• [Work instructions]: Using the records that follow, copy every line containing the word "ἀριθμὸς".

• [Task data]:
..........

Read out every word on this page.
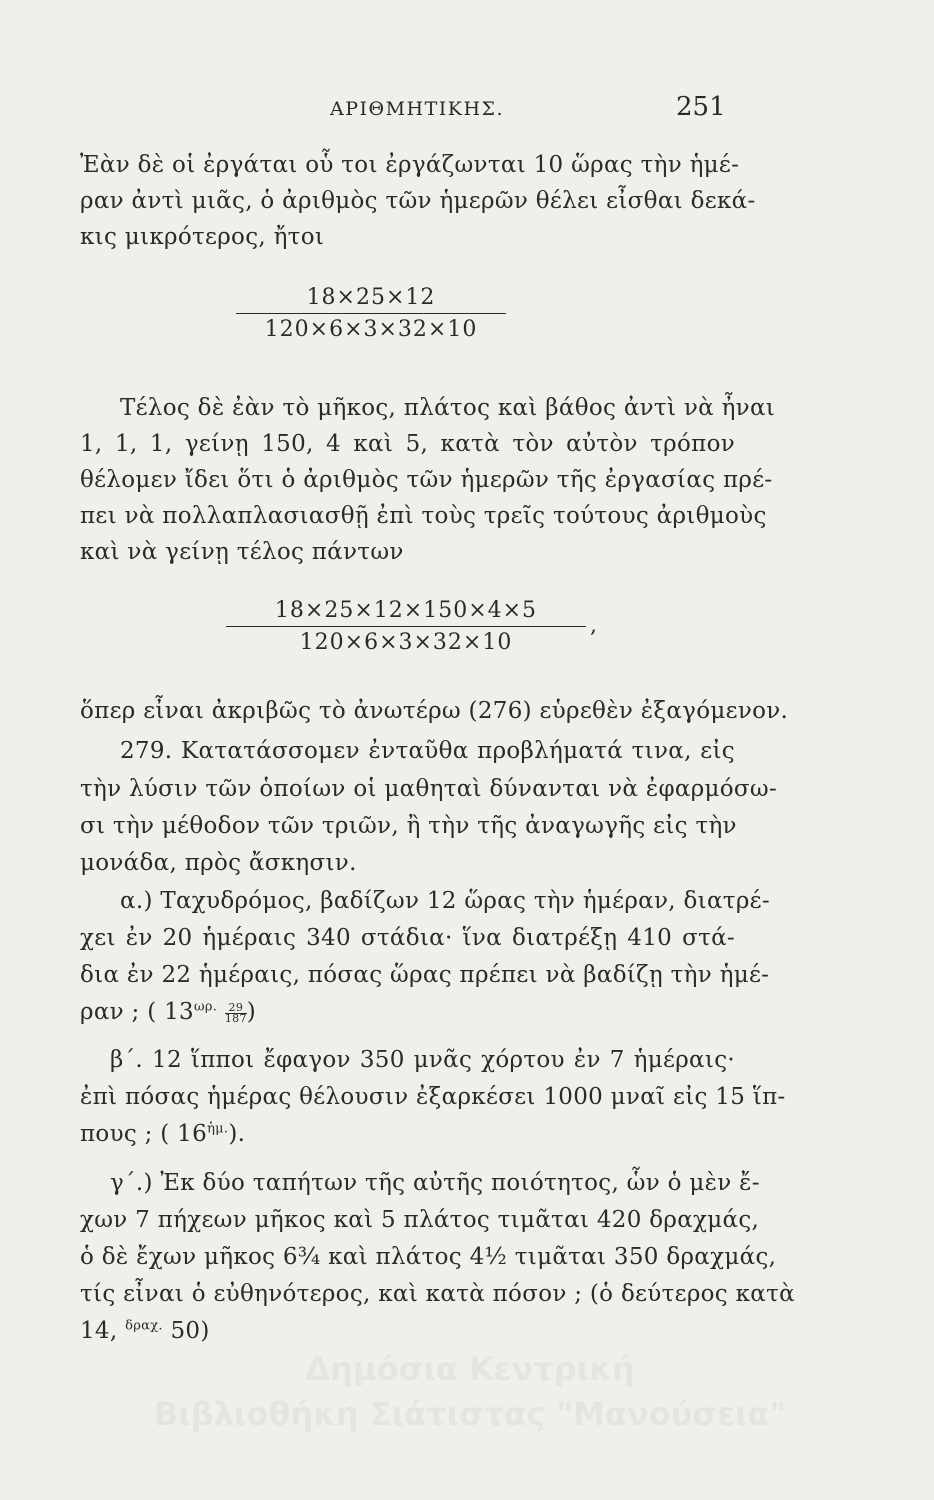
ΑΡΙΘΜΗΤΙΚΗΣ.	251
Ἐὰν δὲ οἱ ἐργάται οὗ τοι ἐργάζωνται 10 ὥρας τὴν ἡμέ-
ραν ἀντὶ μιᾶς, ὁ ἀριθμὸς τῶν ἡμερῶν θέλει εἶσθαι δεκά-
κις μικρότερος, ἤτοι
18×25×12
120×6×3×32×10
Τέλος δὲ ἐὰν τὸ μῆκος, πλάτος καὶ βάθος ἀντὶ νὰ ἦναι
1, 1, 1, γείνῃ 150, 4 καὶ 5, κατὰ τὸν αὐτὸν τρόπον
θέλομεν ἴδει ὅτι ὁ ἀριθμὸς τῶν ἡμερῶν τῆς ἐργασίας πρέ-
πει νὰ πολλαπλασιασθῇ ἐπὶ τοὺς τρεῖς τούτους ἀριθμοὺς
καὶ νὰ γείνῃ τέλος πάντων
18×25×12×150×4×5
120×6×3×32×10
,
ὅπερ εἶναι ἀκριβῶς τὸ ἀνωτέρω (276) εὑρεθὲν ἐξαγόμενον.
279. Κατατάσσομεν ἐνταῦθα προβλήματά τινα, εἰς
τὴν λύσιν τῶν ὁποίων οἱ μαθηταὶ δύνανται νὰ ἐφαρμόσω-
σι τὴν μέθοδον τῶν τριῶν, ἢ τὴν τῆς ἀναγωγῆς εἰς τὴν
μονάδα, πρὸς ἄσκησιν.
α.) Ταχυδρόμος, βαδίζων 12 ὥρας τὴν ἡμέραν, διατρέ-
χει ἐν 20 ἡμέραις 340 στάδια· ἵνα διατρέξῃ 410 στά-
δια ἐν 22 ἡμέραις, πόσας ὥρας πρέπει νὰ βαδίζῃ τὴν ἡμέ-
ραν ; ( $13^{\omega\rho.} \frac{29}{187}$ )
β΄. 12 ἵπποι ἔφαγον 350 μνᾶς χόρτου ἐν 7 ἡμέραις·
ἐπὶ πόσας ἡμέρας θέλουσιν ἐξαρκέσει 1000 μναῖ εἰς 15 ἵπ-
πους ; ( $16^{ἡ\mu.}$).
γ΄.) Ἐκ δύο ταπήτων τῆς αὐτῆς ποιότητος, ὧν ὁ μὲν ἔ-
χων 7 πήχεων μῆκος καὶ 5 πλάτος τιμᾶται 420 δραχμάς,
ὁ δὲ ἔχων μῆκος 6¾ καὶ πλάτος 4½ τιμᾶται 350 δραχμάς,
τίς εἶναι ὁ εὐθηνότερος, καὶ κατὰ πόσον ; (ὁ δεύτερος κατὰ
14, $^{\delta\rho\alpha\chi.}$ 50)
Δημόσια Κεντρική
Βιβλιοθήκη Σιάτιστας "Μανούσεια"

..........

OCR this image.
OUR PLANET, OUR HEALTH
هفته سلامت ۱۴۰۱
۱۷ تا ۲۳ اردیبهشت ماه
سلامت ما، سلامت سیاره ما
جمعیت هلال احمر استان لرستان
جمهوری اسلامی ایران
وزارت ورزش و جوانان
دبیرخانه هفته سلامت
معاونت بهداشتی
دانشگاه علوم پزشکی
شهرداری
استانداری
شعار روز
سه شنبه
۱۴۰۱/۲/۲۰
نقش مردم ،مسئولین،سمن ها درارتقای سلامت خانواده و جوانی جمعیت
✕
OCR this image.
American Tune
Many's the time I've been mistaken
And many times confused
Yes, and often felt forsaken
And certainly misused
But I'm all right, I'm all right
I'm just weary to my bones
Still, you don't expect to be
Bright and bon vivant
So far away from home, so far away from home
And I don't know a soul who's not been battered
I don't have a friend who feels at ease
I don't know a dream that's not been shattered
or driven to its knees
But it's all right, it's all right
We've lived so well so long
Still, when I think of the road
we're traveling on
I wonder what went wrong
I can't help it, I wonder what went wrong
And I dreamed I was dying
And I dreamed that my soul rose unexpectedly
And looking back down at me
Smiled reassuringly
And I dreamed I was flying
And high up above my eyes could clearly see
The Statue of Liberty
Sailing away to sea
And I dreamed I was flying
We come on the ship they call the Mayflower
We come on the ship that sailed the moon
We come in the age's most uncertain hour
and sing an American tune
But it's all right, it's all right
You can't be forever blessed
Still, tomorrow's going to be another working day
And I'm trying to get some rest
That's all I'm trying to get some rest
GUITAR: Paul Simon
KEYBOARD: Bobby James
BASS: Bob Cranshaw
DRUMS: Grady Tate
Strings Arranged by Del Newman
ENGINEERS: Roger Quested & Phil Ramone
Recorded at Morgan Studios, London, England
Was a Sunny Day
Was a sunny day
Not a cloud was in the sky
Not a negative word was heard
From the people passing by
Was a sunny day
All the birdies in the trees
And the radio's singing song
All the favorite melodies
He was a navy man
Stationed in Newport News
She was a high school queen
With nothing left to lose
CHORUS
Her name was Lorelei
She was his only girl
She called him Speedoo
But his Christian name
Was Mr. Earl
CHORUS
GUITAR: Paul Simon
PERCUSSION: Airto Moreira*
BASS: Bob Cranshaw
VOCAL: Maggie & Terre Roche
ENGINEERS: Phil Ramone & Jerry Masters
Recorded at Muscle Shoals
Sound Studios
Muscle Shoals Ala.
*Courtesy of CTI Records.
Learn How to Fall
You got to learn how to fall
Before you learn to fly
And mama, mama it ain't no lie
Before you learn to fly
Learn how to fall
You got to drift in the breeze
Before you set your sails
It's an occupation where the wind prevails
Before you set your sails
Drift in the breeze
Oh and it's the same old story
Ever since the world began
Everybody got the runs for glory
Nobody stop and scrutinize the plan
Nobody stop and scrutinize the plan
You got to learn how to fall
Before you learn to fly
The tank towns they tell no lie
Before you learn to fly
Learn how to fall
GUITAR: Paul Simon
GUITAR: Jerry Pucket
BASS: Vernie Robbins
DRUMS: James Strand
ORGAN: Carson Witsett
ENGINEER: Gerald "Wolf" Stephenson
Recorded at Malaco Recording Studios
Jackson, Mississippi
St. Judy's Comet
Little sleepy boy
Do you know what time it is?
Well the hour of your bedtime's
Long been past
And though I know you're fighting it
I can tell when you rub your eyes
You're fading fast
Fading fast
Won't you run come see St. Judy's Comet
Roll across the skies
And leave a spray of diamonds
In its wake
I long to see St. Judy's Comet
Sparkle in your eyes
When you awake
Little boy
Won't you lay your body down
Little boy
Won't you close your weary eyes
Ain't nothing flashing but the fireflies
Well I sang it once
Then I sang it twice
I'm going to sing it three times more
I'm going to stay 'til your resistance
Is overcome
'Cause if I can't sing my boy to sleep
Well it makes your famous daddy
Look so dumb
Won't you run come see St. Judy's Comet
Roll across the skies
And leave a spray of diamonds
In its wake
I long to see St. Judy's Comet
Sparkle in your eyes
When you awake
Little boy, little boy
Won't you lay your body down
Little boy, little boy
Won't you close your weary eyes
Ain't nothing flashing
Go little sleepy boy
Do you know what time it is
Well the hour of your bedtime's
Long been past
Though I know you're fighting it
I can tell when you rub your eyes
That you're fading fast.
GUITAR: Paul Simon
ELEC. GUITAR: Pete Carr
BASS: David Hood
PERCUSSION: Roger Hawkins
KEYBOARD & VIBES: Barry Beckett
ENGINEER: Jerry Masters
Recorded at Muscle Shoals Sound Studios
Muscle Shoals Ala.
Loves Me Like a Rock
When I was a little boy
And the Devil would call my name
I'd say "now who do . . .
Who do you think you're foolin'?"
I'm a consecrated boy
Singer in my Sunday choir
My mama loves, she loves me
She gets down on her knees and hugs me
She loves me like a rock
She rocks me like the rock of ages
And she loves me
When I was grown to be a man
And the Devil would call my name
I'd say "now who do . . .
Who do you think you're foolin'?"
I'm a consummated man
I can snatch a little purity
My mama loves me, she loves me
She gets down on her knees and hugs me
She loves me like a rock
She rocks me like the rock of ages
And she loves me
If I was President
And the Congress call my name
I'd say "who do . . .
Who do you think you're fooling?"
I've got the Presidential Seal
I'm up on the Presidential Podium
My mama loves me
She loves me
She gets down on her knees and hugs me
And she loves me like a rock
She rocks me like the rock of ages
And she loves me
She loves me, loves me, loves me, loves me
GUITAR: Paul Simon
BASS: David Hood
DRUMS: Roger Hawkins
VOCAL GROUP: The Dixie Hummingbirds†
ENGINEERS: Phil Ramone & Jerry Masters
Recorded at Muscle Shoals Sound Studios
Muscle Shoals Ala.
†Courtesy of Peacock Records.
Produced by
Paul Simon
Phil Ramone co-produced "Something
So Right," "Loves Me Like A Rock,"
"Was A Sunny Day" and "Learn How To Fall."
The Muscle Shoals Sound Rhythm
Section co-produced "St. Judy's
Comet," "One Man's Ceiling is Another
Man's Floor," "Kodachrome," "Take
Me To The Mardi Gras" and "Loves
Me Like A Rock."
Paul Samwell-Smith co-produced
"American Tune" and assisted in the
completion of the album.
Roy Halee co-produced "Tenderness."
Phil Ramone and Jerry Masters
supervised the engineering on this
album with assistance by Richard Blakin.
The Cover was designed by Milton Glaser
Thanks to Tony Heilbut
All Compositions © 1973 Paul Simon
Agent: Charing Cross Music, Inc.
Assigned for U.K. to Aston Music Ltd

..........

• [Answer for the task]:
ραν ἀντὶ μιᾶς, ὁ ἀριθμὸς τῶν ἡμερῶν θέλει εἶσθαι δεκά-
θέλομεν ἴδει ὅτι ὁ ἀριθμὸς τῶν ἡμερῶν τῆς ἐργασίας πρέ-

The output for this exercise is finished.